Exercise objective:
Could every line of the data be printed exactly as it reads?

Some records:
● ● ● ● ● ● ●

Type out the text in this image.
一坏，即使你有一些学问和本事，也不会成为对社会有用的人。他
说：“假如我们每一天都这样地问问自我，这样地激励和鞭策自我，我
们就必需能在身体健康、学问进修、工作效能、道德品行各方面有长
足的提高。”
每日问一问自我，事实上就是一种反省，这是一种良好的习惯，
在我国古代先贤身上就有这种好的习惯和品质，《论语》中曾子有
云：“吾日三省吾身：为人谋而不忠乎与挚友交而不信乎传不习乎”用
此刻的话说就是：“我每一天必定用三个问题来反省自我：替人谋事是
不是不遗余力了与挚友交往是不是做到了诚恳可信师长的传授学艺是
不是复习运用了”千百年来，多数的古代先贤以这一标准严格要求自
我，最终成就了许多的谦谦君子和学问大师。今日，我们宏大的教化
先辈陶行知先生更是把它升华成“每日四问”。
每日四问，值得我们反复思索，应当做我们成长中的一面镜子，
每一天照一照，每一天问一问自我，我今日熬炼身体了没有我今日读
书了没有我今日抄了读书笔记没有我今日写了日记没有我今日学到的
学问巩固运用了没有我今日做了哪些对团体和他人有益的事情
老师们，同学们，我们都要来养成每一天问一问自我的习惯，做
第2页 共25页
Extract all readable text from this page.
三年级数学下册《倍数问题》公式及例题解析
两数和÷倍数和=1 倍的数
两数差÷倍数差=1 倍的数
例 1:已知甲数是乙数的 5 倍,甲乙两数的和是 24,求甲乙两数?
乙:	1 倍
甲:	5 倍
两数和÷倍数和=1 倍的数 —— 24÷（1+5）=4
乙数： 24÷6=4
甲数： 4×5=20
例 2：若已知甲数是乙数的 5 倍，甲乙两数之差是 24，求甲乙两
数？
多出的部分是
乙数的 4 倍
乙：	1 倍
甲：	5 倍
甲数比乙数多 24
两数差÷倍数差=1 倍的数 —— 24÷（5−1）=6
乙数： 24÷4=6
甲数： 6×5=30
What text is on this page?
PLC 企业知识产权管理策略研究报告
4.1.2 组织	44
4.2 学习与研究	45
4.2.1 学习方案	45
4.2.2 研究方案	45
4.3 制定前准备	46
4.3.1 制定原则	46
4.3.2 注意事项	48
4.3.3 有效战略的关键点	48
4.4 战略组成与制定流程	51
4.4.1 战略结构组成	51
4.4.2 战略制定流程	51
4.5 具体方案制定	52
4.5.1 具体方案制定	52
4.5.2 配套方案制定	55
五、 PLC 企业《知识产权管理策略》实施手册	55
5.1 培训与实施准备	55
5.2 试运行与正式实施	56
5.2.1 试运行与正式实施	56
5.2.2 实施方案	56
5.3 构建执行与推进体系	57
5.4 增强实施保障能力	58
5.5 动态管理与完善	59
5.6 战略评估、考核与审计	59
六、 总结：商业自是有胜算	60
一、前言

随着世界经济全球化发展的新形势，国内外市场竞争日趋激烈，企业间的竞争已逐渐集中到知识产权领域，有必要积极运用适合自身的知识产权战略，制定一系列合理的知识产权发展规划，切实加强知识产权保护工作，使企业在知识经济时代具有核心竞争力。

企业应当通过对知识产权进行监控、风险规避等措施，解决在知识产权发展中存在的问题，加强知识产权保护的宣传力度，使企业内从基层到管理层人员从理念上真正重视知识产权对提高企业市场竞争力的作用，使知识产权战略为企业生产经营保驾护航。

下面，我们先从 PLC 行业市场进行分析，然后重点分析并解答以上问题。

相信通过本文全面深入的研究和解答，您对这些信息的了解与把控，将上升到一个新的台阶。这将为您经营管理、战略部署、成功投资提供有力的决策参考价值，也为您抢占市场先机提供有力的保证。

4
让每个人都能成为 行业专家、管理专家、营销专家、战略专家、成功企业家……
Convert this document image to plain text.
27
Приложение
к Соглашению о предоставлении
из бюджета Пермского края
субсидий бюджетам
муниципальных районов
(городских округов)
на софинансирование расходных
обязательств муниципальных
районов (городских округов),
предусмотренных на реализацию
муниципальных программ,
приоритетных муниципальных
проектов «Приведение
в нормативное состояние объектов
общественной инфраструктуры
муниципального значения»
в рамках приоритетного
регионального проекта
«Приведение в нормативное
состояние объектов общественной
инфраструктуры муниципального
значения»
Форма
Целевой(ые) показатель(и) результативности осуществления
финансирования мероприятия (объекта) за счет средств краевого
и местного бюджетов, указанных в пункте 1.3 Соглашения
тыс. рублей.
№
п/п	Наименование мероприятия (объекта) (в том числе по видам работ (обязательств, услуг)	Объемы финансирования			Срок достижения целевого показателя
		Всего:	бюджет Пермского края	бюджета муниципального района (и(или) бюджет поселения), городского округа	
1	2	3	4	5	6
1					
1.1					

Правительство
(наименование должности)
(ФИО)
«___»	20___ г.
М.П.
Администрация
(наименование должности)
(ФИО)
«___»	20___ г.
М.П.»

● ● ● ● ● ● ●

Written reply:
Type out the text in this image.
一坏，即使你有一些学问和本事，也不会成为对社会有用的人。他
说：“假如我们每一天都这样地问问自我，这样地激励和鞭策自我，我
们就必需能在身体健康、学问进修、工作效能、道德品行各方面有长
足的提高。”
每日问一问自我，事实上就是一种反省，这是一种良好的习惯，
在我国古代先贤身上就有这种好的习惯和品质，《论语》中曾子有
云：“吾日三省吾身：为人谋而不忠乎与挚友交而不信乎传不习乎”用
此刻的话说就是：“我每一天必定用三个问题来反省自我：替人谋事是
不是不遗余力了与挚友交往是不是做到了诚恳可信师长的传授学艺是
不是复习运用了”千百年来，多数的古代先贤以这一标准严格要求自
我，最终成就了许多的谦谦君子和学问大师。今日，我们宏大的教化
先辈陶行知先生更是把它升华成“每日四问”。
每日四问，值得我们反复思索，应当做我们成长中的一面镜子，
每一天照一照，每一天问一问自我，我今日熬炼身体了没有我今日读
书了没有我今日抄了读书笔记没有我今日写了日记没有我今日学到的
学问巩固运用了没有我今日做了哪些对团体和他人有益的事情
老师们，同学们，我们都要来养成每一天问一问自我的习惯，做
第2页 共25页
Extract all readable text from this page.
三年级数学下册《倍数问题》公式及例题解析
两数和÷倍数和=1 倍的数
两数差÷倍数差=1 倍的数
例 1:已知甲数是乙数的 5 倍,甲乙两数的和是 24,求甲乙两数?
乙:	1 倍
甲:	5 倍
两数和÷倍数和=1 倍的数 —— 24÷（1+5）=4
乙数： 24÷6=4
甲数： 4×5=20
例 2：若已知甲数是乙数的 5 倍，甲乙两数之差是 24，求甲乙两
数？
多出的部分是
乙数的 4 倍
乙：	1 倍
甲：	5 倍
甲数比乙数多 24
两数差÷倍数差=1 倍的数 —— 24÷（5−1）=6
乙数： 24÷4=6
甲数： 6×5=30
What text is on this page?
PLC 企业知识产权管理策略研究报告
4.1.2 组织	44
4.2 学习与研究	45
4.2.1 学习方案	45
4.2.2 研究方案	45
4.3 制定前准备	46
4.3.1 制定原则	46
4.3.2 注意事项	48
4.3.3 有效战略的关键点	48
4.4 战略组成与制定流程	51
4.4.1 战略结构组成	51
4.4.2 战略制定流程	51
4.5 具体方案制定	52
4.5.1 具体方案制定	52
4.5.2 配套方案制定	55
五、 PLC 企业《知识产权管理策略》实施手册	55
5.1 培训与实施准备	55
5.2 试运行与正式实施	56
5.2.1 试运行与正式实施	56
5.2.2 实施方案	56
5.3 构建执行与推进体系	57
5.4 增强实施保障能力	58
5.5 动态管理与完善	59
5.6 战略评估、考核与审计	59
六、 总结：商业自是有胜算	60
一、前言

随着世界经济全球化发展的新形势，国内外市场竞争日趋激烈，企业间的竞争已逐渐集中到知识产权领域，有必要积极运用适合自身的知识产权战略，制定一系列合理的知识产权发展规划，切实加强知识产权保护工作，使企业在知识经济时代具有核心竞争力。

企业应当通过对知识产权进行监控、风险规避等措施，解决在知识产权发展中存在的问题，加强知识产权保护的宣传力度，使企业内从基层到管理层人员从理念上真正重视知识产权对提高企业市场竞争力的作用，使知识产权战略为企业生产经营保驾护航。

下面，我们先从 PLC 行业市场进行分析，然后重点分析并解答以上问题。

相信通过本文全面深入的研究和解答，您对这些信息的了解与把控，将上升到一个新的台阶。这将为您经营管理、战略部署、成功投资提供有力的决策参考价值，也为您抢占市场先机提供有力的保证。

4
让每个人都能成为 行业专家、管理专家、营销专家、战略专家、成功企业家……
Convert this document image to plain text.
27
Приложение
к Соглашению о предоставлении
из бюджета Пермского края
субсидий бюджетам
муниципальных районов
(городских округов)
на софинансирование расходных
обязательств муниципальных
районов (городских округов),
предусмотренных на реализацию
муниципальных программ,
приоритетных муниципальных
проектов «Приведение
в нормативное состояние объектов
общественной инфраструктуры
муниципального значения»
в рамках приоритетного
регионального проекта
«Приведение в нормативное
состояние объектов общественной
инфраструктуры муниципального
значения»
Форма
Целевой(ые) показатель(и) результативности осуществления
финансирования мероприятия (объекта) за счет средств краевого
и местного бюджетов, указанных в пункте 1.3 Соглашения
тыс. рублей.
№
п/п	Наименование мероприятия (объекта) (в том числе по видам работ (обязательств, услуг)	Объемы финансирования			Срок достижения целевого показателя
		Всего:	бюджет Пермского края	бюджета муниципального района (и(или) бюджет поселения), городского округа	
1	2	3	4	5	6
1					
1.1					

Правительство
(наименование должности)
(ФИО)
«___»	20___ г.
М.П.
Администрация
(наименование должности)
(ФИО)
«___»	20___ г.
М.П.»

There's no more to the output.